Give an exact copy of every line, leaving images out.
..........
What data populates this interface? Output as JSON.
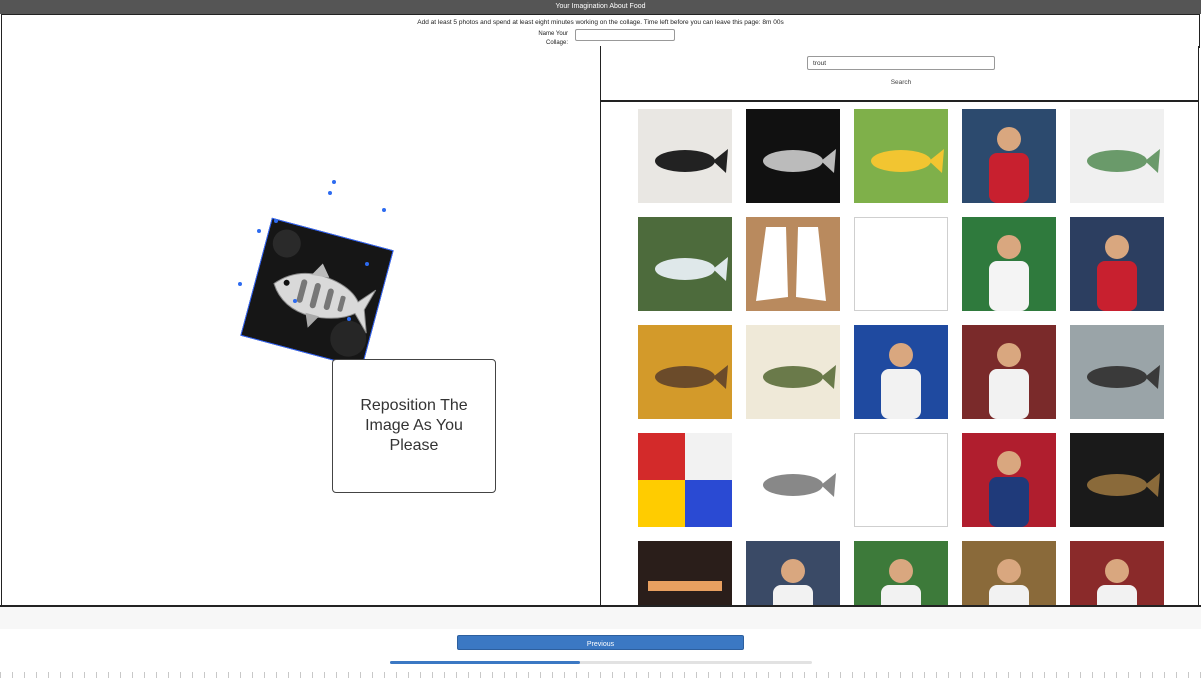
{
  "window": {
    "title": "Your Imagination About Food"
  },
  "header": {
    "instructions": "Add at least 5 photos and spend at least eight minutes working on the collage. Time left before you can leave this page: 8m 00s",
    "name_label": "Name Your Collage:",
    "name_value": ""
  },
  "canvas": {
    "placed_image": {
      "icon": "trout-photo",
      "rotation_deg": 15
    },
    "instruction_text": "Reposition The Image As You Please"
  },
  "search": {
    "query": "trout",
    "button_label": "Search"
  },
  "results": [
    {
      "kind": "framed-fish-print",
      "bg": "#e9e7e3",
      "fg": "#222222"
    },
    {
      "kind": "bw-fish",
      "bg": "#111111",
      "fg": "#bbbbbb"
    },
    {
      "kind": "book-cover",
      "bg": "#7fb04a",
      "fg": "#f2c531"
    },
    {
      "kind": "baseball-player",
      "bg": "#2c4a6e",
      "fg": "#c8202f"
    },
    {
      "kind": "fish-painting",
      "bg": "#f0f0f0",
      "fg": "#6a9a6a"
    },
    {
      "kind": "fishing-river",
      "bg": "#4d6b3c",
      "fg": "#dfe8ea"
    },
    {
      "kind": "cleats",
      "bg": "#b98a5e",
      "fg": "#ffffff"
    },
    {
      "kind": "blank",
      "bg": "#ffffff",
      "fg": "#ffffff"
    },
    {
      "kind": "baseball-player",
      "bg": "#2f7a3d",
      "fg": "#f4f4f4"
    },
    {
      "kind": "baseball-player",
      "bg": "#2c3e60",
      "fg": "#c8202f"
    },
    {
      "kind": "fisherman-autumn",
      "bg": "#d39a2a",
      "fg": "#6b4b2a"
    },
    {
      "kind": "trout-pattern",
      "bg": "#efe9d8",
      "fg": "#6a7a4a"
    },
    {
      "kind": "person-cap",
      "bg": "#1f4aa0",
      "fg": "#f2f2f2"
    },
    {
      "kind": "baseball-players",
      "bg": "#7a2a2a",
      "fg": "#f2f2f2"
    },
    {
      "kind": "fish-net",
      "bg": "#9aa4a8",
      "fg": "#3a3a3a"
    },
    {
      "kind": "color-grid",
      "bg": "#ffcc00",
      "fg": "#d32a2a"
    },
    {
      "kind": "fish-sketch",
      "bg": "#ffffff",
      "fg": "#888888"
    },
    {
      "kind": "blank",
      "bg": "#ffffff",
      "fg": "#ffffff"
    },
    {
      "kind": "press-conference",
      "bg": "#b01e2e",
      "fg": "#1f3a7a"
    },
    {
      "kind": "fish-in-net",
      "bg": "#1a1a1a",
      "fg": "#8a6a3a"
    },
    {
      "kind": "fly-tying",
      "bg": "#2a1e1a",
      "fg": "#e8a060"
    },
    {
      "kind": "baseball-player",
      "bg": "#3a4a66",
      "fg": "#f2f2f2"
    },
    {
      "kind": "baseball-player",
      "bg": "#3d7a3a",
      "fg": "#f2f2f2"
    },
    {
      "kind": "baseball-player",
      "bg": "#8a6a3a",
      "fg": "#f2f2f2"
    },
    {
      "kind": "baseball-team",
      "bg": "#8a2a2a",
      "fg": "#f2f2f2"
    }
  ],
  "footer": {
    "previous_label": "Previous",
    "progress": 0.45
  },
  "colors": {
    "titlebar": "#555555",
    "accent": "#3b78c3",
    "handle": "#2d6bf0"
  }
}
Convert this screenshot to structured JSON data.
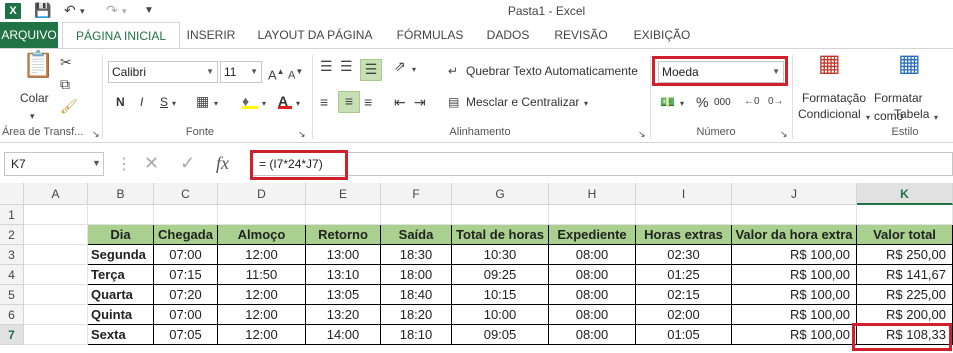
{
  "window": {
    "title": "Pasta1 - Excel"
  },
  "quick_access": {
    "save_icon": "save-icon",
    "undo_icon": "undo-icon",
    "redo_icon": "redo-icon",
    "customize_icon": "customize-icon"
  },
  "tabs": [
    {
      "label": "ARQUIVO"
    },
    {
      "label": "PÁGINA INICIAL"
    },
    {
      "label": "INSERIR"
    },
    {
      "label": "LAYOUT DA PÁGINA"
    },
    {
      "label": "FÓRMULAS"
    },
    {
      "label": "DADOS"
    },
    {
      "label": "REVISÃO"
    },
    {
      "label": "EXIBIÇÃO"
    }
  ],
  "ribbon": {
    "clipboard": {
      "paste_label": "Colar",
      "group_label": "Área de Transf..."
    },
    "font": {
      "name": "Calibri",
      "size": "11",
      "bold": "N",
      "italic": "I",
      "underline": "S",
      "group_label": "Fonte"
    },
    "alignment": {
      "wrap_label": "Quebrar Texto Automaticamente",
      "merge_label": "Mesclar e Centralizar",
      "group_label": "Alinhamento"
    },
    "number": {
      "format": "Moeda",
      "group_label": "Número",
      "percent": "%",
      "thousands": "000"
    },
    "styles": {
      "conditional_line1": "Formatação",
      "conditional_line2": "Condicional",
      "table_line1": "Formatar como",
      "table_line2": "Tabela",
      "group_label": "Estilo"
    }
  },
  "formula_bar": {
    "name_box": "K7",
    "formula": "= (I7*24*J7)",
    "fx": "fx"
  },
  "grid": {
    "columns": [
      "A",
      "B",
      "C",
      "D",
      "E",
      "F",
      "G",
      "H",
      "I",
      "J",
      "K"
    ],
    "rows": [
      "1",
      "2",
      "3",
      "4",
      "5",
      "6",
      "7"
    ],
    "selected_cell": "K7",
    "header": [
      "Dia",
      "Chegada",
      "Almoço",
      "Retorno",
      "Saída",
      "Total de horas",
      "Expediente",
      "Horas extras",
      "Valor da hora extra",
      "Valor total"
    ],
    "data": [
      [
        "Segunda",
        "07:00",
        "12:00",
        "13:00",
        "18:30",
        "10:30",
        "08:00",
        "02:30",
        "R$ 100,00",
        "R$ 250,00"
      ],
      [
        "Terça",
        "07:15",
        "11:50",
        "13:10",
        "18:00",
        "09:25",
        "08:00",
        "01:25",
        "R$ 100,00",
        "R$ 141,67"
      ],
      [
        "Quarta",
        "07:20",
        "12:00",
        "13:05",
        "18:40",
        "10:15",
        "08:00",
        "02:15",
        "R$ 100,00",
        "R$ 225,00"
      ],
      [
        "Quinta",
        "07:00",
        "12:00",
        "13:20",
        "18:20",
        "10:00",
        "08:00",
        "02:00",
        "R$ 100,00",
        "R$ 200,00"
      ],
      [
        "Sexta",
        "07:05",
        "12:00",
        "14:00",
        "18:10",
        "09:05",
        "08:00",
        "01:05",
        "R$ 100,00",
        "R$ 108,33"
      ]
    ]
  },
  "colors": {
    "accent": "#217346",
    "header_fill": "#a9d08e",
    "highlight": "#d0202e"
  }
}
..........
→ CORRECT ANSWER
What data populates this interface? Output as JSON.
{
  "window": {
    "title": "Your Imagination About Food"
  },
  "header": {
    "instructions": "Add at least 5 photos and spend at least eight minutes working on the collage. Time left before you can leave this page: 8m 00s",
    "name_label": "Name Your Collage:",
    "name_value": ""
  },
  "canvas": {
    "placed_image": {
      "icon": "trout-photo",
      "rotation_deg": 15
    },
    "instruction_text": "Reposition The Image As You Please"
  },
  "search": {
    "query": "trout",
    "button_label": "Search"
  },
  "results": [
    {
      "kind": "framed-fish-print",
      "bg": "#e9e7e3",
      "fg": "#222222"
    },
    {
      "kind": "bw-fish",
      "bg": "#111111",
      "fg": "#bbbbbb"
    },
    {
      "kind": "book-cover",
      "bg": "#7fb04a",
      "fg": "#f2c531"
    },
    {
      "kind": "baseball-player",
      "bg": "#2c4a6e",
      "fg": "#c8202f"
    },
    {
      "kind": "fish-painting",
      "bg": "#f0f0f0",
      "fg": "#6a9a6a"
    },
    {
      "kind": "fishing-river",
      "bg": "#4d6b3c",
      "fg": "#dfe8ea"
    },
    {
      "kind": "cleats",
      "bg": "#b98a5e",
      "fg": "#ffffff"
    },
    {
      "kind": "blank",
      "bg": "#ffffff",
      "fg": "#ffffff"
    },
    {
      "kind": "baseball-player",
      "bg": "#2f7a3d",
      "fg": "#f4f4f4"
    },
    {
      "kind": "baseball-player",
      "bg": "#2c3e60",
      "fg": "#c8202f"
    },
    {
      "kind": "fisherman-autumn",
      "bg": "#d39a2a",
      "fg": "#6b4b2a"
    },
    {
      "kind": "trout-pattern",
      "bg": "#efe9d8",
      "fg": "#6a7a4a"
    },
    {
      "kind": "person-cap",
      "bg": "#1f4aa0",
      "fg": "#f2f2f2"
    },
    {
      "kind": "baseball-players",
      "bg": "#7a2a2a",
      "fg": "#f2f2f2"
    },
    {
      "kind": "fish-net",
      "bg": "#9aa4a8",
      "fg": "#3a3a3a"
    },
    {
      "kind": "color-grid",
      "bg": "#ffcc00",
      "fg": "#d32a2a"
    },
    {
      "kind": "fish-sketch",
      "bg": "#ffffff",
      "fg": "#888888"
    },
    {
      "kind": "blank",
      "bg": "#ffffff",
      "fg": "#ffffff"
    },
    {
      "kind": "press-conference",
      "bg": "#b01e2e",
      "fg": "#1f3a7a"
    },
    {
      "kind": "fish-in-net",
      "bg": "#1a1a1a",
      "fg": "#8a6a3a"
    },
    {
      "kind": "fly-tying",
      "bg": "#2a1e1a",
      "fg": "#e8a060"
    },
    {
      "kind": "baseball-player",
      "bg": "#3a4a66",
      "fg": "#f2f2f2"
    },
    {
      "kind": "baseball-player",
      "bg": "#3d7a3a",
      "fg": "#f2f2f2"
    },
    {
      "kind": "baseball-player",
      "bg": "#8a6a3a",
      "fg": "#f2f2f2"
    },
    {
      "kind": "baseball-team",
      "bg": "#8a2a2a",
      "fg": "#f2f2f2"
    }
  ],
  "footer": {
    "previous_label": "Previous",
    "progress": 0.45
  },
  "colors": {
    "titlebar": "#555555",
    "accent": "#3b78c3",
    "handle": "#2d6bf0"
  }
}
Convert this screenshot to structured JSON data.
{
  "window": {
    "title": "Pasta1 - Excel"
  },
  "quick_access": {
    "save_icon": "save-icon",
    "undo_icon": "undo-icon",
    "redo_icon": "redo-icon",
    "customize_icon": "customize-icon"
  },
  "tabs": [
    {
      "label": "ARQUIVO"
    },
    {
      "label": "PÁGINA INICIAL"
    },
    {
      "label": "INSERIR"
    },
    {
      "label": "LAYOUT DA PÁGINA"
    },
    {
      "label": "FÓRMULAS"
    },
    {
      "label": "DADOS"
    },
    {
      "label": "REVISÃO"
    },
    {
      "label": "EXIBIÇÃO"
    }
  ],
  "ribbon": {
    "clipboard": {
      "paste_label": "Colar",
      "group_label": "Área de Transf..."
    },
    "font": {
      "name": "Calibri",
      "size": "11",
      "bold": "N",
      "italic": "I",
      "underline": "S",
      "group_label": "Fonte"
    },
    "alignment": {
      "wrap_label": "Quebrar Texto Automaticamente",
      "merge_label": "Mesclar e Centralizar",
      "group_label": "Alinhamento"
    },
    "number": {
      "format": "Moeda",
      "group_label": "Número",
      "percent": "%",
      "thousands": "000"
    },
    "styles": {
      "conditional_line1": "Formatação",
      "conditional_line2": "Condicional",
      "table_line1": "Formatar como",
      "table_line2": "Tabela",
      "group_label": "Estilo"
    }
  },
  "formula_bar": {
    "name_box": "K7",
    "formula": "= (I7*24*J7)",
    "fx": "fx"
  },
  "grid": {
    "columns": [
      "A",
      "B",
      "C",
      "D",
      "E",
      "F",
      "G",
      "H",
      "I",
      "J",
      "K"
    ],
    "rows": [
      "1",
      "2",
      "3",
      "4",
      "5",
      "6",
      "7"
    ],
    "selected_cell": "K7",
    "header": [
      "Dia",
      "Chegada",
      "Almoço",
      "Retorno",
      "Saída",
      "Total de horas",
      "Expediente",
      "Horas extras",
      "Valor da hora extra",
      "Valor total"
    ],
    "data": [
      [
        "Segunda",
        "07:00",
        "12:00",
        "13:00",
        "18:30",
        "10:30",
        "08:00",
        "02:30",
        "R$ 100,00",
        "R$ 250,00"
      ],
      [
        "Terça",
        "07:15",
        "11:50",
        "13:10",
        "18:00",
        "09:25",
        "08:00",
        "01:25",
        "R$ 100,00",
        "R$ 141,67"
      ],
      [
        "Quarta",
        "07:20",
        "12:00",
        "13:05",
        "18:40",
        "10:15",
        "08:00",
        "02:15",
        "R$ 100,00",
        "R$ 225,00"
      ],
      [
        "Quinta",
        "07:00",
        "12:00",
        "13:20",
        "18:20",
        "10:00",
        "08:00",
        "02:00",
        "R$ 100,00",
        "R$ 200,00"
      ],
      [
        "Sexta",
        "07:05",
        "12:00",
        "14:00",
        "18:10",
        "09:05",
        "08:00",
        "01:05",
        "R$ 100,00",
        "R$ 108,33"
      ]
    ]
  },
  "colors": {
    "accent": "#217346",
    "header_fill": "#a9d08e",
    "highlight": "#d0202e"
  }
}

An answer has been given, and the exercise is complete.